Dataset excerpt
___

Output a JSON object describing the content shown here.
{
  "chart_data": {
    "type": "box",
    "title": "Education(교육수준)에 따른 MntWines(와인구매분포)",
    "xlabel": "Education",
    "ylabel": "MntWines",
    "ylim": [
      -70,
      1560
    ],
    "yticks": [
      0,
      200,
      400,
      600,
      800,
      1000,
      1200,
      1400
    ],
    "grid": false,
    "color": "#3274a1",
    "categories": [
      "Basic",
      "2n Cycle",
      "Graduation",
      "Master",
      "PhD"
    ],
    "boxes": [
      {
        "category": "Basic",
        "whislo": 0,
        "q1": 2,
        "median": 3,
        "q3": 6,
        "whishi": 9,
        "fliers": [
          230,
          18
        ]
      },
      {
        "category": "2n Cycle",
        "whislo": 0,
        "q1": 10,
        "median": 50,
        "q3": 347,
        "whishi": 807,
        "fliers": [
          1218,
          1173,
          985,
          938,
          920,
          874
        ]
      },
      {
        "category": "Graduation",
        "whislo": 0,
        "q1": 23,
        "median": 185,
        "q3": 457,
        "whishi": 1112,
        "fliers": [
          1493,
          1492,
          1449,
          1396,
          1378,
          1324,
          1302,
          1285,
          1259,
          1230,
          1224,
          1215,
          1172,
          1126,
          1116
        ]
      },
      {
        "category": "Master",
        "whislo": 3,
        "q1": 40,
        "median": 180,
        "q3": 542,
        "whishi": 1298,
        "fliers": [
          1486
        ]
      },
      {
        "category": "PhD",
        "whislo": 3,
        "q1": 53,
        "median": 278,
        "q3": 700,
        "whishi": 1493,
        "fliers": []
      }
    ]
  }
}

___

**WORK TO COMPLETE:**
Copy out all of the records above with nothing altered.

**REPLY TO THE EXERCISE:**
Output a JSON object describing the content shown here.
{
  "chart_data": {
    "type": "box",
    "title": "Education(교육수준)에 따른 MntWines(와인구매분포)",
    "xlabel": "Education",
    "ylabel": "MntWines",
    "ylim": [
      -70,
      1560
    ],
    "yticks": [
      0,
      200,
      400,
      600,
      800,
      1000,
      1200,
      1400
    ],
    "grid": false,
    "color": "#3274a1",
    "categories": [
      "Basic",
      "2n Cycle",
      "Graduation",
      "Master",
      "PhD"
    ],
    "boxes": [
      {
        "category": "Basic",
        "whislo": 0,
        "q1": 2,
        "median": 3,
        "q3": 6,
        "whishi": 9,
        "fliers": [
          230,
          18
        ]
      },
      {
        "category": "2n Cycle",
        "whislo": 0,
        "q1": 10,
        "median": 50,
        "q3": 347,
        "whishi": 807,
        "fliers": [
          1218,
          1173,
          985,
          938,
          920,
          874
        ]
      },
      {
        "category": "Graduation",
        "whislo": 0,
        "q1": 23,
        "median": 185,
        "q3": 457,
        "whishi": 1112,
        "fliers": [
          1493,
          1492,
          1449,
          1396,
          1378,
          1324,
          1302,
          1285,
          1259,
          1230,
          1224,
          1215,
          1172,
          1126,
          1116
        ]
      },
      {
        "category": "Master",
        "whislo": 3,
        "q1": 40,
        "median": 180,
        "q3": 542,
        "whishi": 1298,
        "fliers": [
          1486
        ]
      },
      {
        "category": "PhD",
        "whislo": 3,
        "q1": 53,
        "median": 278,
        "q3": 700,
        "whishi": 1493,
        "fliers": []
      }
    ]
  }
}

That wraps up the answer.